» **TASK**
Determine how many lines in the entries below include "وأصله". The reply should be that number and nothing else.

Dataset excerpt
........

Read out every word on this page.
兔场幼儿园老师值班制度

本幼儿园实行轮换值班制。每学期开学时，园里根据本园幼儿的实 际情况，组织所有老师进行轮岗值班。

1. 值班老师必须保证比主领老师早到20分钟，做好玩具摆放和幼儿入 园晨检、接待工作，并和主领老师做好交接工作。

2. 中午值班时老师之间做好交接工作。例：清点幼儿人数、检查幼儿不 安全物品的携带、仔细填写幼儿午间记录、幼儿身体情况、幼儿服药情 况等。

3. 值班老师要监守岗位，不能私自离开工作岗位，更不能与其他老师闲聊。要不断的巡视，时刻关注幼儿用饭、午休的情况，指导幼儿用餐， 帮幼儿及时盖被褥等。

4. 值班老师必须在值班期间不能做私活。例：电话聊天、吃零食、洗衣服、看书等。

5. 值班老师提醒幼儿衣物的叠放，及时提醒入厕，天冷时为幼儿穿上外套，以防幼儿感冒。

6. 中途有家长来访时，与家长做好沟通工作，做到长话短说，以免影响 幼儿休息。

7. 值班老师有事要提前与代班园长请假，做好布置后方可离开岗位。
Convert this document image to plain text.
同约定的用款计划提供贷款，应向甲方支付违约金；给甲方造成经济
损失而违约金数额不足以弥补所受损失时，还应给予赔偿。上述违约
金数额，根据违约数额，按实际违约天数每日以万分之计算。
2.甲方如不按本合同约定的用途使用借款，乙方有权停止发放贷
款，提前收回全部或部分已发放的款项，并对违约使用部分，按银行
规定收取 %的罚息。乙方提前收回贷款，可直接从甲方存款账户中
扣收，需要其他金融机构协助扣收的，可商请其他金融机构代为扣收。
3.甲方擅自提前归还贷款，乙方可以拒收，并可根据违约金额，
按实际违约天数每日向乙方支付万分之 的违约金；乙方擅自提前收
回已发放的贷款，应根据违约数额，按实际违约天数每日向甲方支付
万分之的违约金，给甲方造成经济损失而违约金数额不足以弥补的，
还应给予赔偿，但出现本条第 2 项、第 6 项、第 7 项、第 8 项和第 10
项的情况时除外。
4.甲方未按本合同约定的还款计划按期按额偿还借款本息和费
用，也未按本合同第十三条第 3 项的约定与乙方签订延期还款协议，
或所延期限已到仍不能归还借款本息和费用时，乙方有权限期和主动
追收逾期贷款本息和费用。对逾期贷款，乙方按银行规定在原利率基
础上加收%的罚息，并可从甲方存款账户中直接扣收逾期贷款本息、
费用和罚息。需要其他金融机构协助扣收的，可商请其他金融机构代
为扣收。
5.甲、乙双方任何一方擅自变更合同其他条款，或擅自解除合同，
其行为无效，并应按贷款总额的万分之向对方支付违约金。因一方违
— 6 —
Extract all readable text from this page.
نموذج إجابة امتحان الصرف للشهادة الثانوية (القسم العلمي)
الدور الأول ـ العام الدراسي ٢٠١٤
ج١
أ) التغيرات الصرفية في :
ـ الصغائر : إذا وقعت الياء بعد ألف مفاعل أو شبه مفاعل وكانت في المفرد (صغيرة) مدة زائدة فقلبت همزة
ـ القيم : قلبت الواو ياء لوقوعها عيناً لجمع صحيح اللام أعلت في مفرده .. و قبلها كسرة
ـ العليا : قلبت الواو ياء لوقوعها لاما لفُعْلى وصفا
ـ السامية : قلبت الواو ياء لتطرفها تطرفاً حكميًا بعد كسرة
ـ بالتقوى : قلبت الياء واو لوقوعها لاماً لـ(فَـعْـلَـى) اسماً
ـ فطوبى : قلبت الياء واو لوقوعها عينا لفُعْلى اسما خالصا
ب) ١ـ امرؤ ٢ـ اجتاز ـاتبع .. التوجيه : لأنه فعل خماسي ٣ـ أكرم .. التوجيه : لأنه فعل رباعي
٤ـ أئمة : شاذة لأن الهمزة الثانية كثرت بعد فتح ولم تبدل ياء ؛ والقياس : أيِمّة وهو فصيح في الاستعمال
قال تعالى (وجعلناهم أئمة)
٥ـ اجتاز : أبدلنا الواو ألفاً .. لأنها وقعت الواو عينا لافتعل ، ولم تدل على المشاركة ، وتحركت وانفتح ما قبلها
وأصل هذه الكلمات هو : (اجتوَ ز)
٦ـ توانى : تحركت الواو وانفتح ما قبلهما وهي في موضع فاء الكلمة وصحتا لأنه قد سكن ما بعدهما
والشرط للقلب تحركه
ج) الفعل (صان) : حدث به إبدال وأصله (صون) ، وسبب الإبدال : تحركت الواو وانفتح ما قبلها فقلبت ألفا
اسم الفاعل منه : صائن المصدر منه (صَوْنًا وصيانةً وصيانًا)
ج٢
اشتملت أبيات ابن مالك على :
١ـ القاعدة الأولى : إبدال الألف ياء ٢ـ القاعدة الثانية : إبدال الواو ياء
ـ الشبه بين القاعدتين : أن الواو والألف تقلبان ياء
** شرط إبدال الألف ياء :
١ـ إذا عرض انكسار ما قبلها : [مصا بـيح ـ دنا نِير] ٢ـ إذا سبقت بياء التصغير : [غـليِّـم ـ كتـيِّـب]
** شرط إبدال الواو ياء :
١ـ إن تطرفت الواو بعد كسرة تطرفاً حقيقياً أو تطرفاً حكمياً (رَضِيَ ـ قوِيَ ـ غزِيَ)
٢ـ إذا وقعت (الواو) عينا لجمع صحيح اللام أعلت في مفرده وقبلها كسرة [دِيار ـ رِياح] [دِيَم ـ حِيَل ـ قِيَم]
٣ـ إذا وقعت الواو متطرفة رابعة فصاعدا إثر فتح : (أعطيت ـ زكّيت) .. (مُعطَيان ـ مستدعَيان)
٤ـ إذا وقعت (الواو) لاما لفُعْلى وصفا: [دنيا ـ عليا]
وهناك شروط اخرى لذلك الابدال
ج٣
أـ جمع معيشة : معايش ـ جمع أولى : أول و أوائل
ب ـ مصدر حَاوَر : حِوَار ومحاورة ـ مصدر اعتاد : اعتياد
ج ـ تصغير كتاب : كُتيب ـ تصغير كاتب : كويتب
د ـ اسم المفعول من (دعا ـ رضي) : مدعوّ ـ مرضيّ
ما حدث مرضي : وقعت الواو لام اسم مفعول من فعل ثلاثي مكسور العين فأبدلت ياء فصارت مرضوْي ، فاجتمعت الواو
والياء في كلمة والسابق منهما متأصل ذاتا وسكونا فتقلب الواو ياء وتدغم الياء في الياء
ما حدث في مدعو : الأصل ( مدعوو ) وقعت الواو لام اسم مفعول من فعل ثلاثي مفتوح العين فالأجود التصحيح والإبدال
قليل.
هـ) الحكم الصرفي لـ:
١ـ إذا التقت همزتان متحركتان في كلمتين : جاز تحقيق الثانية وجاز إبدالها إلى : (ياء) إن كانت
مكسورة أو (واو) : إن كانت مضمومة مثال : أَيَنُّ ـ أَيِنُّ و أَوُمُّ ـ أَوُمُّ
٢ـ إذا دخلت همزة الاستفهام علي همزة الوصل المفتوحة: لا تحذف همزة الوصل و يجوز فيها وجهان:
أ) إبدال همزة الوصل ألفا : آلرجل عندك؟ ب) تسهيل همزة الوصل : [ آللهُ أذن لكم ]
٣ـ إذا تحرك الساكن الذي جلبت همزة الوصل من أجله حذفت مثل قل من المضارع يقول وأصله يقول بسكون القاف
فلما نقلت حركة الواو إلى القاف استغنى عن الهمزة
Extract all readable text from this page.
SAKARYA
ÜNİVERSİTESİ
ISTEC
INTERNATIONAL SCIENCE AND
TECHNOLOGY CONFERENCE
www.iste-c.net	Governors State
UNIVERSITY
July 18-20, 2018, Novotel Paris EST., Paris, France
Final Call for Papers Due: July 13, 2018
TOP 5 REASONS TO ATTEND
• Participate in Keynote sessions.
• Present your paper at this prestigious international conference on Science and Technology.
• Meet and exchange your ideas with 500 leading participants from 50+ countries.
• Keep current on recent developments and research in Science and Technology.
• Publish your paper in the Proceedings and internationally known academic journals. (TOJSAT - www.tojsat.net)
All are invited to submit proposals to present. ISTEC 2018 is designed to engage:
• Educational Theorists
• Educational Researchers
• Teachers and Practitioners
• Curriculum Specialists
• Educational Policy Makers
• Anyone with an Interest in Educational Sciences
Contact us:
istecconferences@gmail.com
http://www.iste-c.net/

........

» **COMPLETE OUTPUT**
2